- **To be done**: Copy out all of the material exactly.

- **Records for the task**:
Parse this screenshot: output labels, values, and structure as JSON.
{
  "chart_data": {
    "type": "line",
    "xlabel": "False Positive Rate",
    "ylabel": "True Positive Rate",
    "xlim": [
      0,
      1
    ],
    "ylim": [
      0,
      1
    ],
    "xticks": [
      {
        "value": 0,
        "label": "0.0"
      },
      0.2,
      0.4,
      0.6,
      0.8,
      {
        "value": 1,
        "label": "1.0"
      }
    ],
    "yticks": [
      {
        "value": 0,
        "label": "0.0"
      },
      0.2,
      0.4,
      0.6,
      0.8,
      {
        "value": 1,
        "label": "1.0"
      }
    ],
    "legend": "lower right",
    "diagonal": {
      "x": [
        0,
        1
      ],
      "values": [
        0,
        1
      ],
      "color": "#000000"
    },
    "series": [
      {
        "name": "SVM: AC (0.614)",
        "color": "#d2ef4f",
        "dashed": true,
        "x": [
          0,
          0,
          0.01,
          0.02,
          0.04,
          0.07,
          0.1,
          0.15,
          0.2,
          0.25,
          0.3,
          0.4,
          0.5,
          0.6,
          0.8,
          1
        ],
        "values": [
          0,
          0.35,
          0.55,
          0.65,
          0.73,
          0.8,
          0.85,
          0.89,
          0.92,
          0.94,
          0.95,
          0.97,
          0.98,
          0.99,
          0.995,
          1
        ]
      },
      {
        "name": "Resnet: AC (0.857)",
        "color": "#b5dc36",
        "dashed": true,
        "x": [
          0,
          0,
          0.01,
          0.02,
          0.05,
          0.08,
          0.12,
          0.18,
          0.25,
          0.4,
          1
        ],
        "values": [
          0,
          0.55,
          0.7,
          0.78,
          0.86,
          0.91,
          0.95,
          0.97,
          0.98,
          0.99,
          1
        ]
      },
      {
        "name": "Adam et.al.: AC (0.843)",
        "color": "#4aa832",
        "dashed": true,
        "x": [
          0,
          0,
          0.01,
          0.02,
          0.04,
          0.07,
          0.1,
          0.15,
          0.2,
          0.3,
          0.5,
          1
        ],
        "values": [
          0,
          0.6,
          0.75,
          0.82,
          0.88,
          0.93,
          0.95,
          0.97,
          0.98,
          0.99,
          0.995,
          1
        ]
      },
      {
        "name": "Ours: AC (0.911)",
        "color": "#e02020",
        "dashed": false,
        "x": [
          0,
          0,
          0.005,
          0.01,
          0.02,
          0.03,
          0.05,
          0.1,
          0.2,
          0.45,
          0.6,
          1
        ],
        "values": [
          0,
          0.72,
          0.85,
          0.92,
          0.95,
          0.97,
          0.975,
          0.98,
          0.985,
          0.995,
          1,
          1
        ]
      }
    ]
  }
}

- **The response**:
Parse this screenshot: output labels, values, and structure as JSON.
{
  "chart_data": {
    "type": "line",
    "xlabel": "False Positive Rate",
    "ylabel": "True Positive Rate",
    "xlim": [
      0,
      1
    ],
    "ylim": [
      0,
      1
    ],
    "xticks": [
      {
        "value": 0,
        "label": "0.0"
      },
      0.2,
      0.4,
      0.6,
      0.8,
      {
        "value": 1,
        "label": "1.0"
      }
    ],
    "yticks": [
      {
        "value": 0,
        "label": "0.0"
      },
      0.2,
      0.4,
      0.6,
      0.8,
      {
        "value": 1,
        "label": "1.0"
      }
    ],
    "legend": "lower right",
    "diagonal": {
      "x": [
        0,
        1
      ],
      "values": [
        0,
        1
      ],
      "color": "#000000"
    },
    "series": [
      {
        "name": "SVM: AC (0.614)",
        "color": "#d2ef4f",
        "dashed": true,
        "x": [
          0,
          0,
          0.01,
          0.02,
          0.04,
          0.07,
          0.1,
          0.15,
          0.2,
          0.25,
          0.3,
          0.4,
          0.5,
          0.6,
          0.8,
          1
        ],
        "values": [
          0,
          0.35,
          0.55,
          0.65,
          0.73,
          0.8,
          0.85,
          0.89,
          0.92,
          0.94,
          0.95,
          0.97,
          0.98,
          0.99,
          0.995,
          1
        ]
      },
      {
        "name": "Resnet: AC (0.857)",
        "color": "#b5dc36",
        "dashed": true,
        "x": [
          0,
          0,
          0.01,
          0.02,
          0.05,
          0.08,
          0.12,
          0.18,
          0.25,
          0.4,
          1
        ],
        "values": [
          0,
          0.55,
          0.7,
          0.78,
          0.86,
          0.91,
          0.95,
          0.97,
          0.98,
          0.99,
          1
        ]
      },
      {
        "name": "Adam et.al.: AC (0.843)",
        "color": "#4aa832",
        "dashed": true,
        "x": [
          0,
          0,
          0.01,
          0.02,
          0.04,
          0.07,
          0.1,
          0.15,
          0.2,
          0.3,
          0.5,
          1
        ],
        "values": [
          0,
          0.6,
          0.75,
          0.82,
          0.88,
          0.93,
          0.95,
          0.97,
          0.98,
          0.99,
          0.995,
          1
        ]
      },
      {
        "name": "Ours: AC (0.911)",
        "color": "#e02020",
        "dashed": false,
        "x": [
          0,
          0,
          0.005,
          0.01,
          0.02,
          0.03,
          0.05,
          0.1,
          0.2,
          0.45,
          0.6,
          1
        ],
        "values": [
          0,
          0.72,
          0.85,
          0.92,
          0.95,
          0.97,
          0.975,
          0.98,
          0.985,
          0.995,
          1,
          1
        ]
      }
    ]
  }
}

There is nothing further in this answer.